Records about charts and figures
################

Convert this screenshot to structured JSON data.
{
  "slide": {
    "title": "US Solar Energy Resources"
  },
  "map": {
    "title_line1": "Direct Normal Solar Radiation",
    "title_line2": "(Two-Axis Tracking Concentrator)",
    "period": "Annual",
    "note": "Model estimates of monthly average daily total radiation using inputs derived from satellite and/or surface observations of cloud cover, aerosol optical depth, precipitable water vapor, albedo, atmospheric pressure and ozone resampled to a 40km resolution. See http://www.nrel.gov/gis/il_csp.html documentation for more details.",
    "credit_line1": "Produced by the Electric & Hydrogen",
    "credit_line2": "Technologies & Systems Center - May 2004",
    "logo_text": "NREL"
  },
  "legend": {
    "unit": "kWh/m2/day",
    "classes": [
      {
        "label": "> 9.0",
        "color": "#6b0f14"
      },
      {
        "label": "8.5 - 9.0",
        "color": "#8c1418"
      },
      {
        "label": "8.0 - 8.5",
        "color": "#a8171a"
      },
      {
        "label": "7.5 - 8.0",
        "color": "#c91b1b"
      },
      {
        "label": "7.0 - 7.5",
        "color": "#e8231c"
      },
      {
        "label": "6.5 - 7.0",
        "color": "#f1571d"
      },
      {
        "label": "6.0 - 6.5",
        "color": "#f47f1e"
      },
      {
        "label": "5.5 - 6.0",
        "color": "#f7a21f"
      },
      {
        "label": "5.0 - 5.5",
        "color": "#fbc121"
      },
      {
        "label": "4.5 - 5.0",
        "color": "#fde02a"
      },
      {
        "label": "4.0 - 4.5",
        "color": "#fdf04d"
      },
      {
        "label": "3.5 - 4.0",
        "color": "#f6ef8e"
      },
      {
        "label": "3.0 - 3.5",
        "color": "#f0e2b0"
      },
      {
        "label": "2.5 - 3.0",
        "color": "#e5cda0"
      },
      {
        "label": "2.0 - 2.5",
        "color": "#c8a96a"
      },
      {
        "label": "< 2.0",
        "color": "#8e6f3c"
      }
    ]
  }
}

################

- Given request -
Select all lines with the word "Solar" from the entries above.

- Result of this exercise -
    "title": "US Solar Energy Resources"
    "title_line1": "Direct Normal Solar Radiation",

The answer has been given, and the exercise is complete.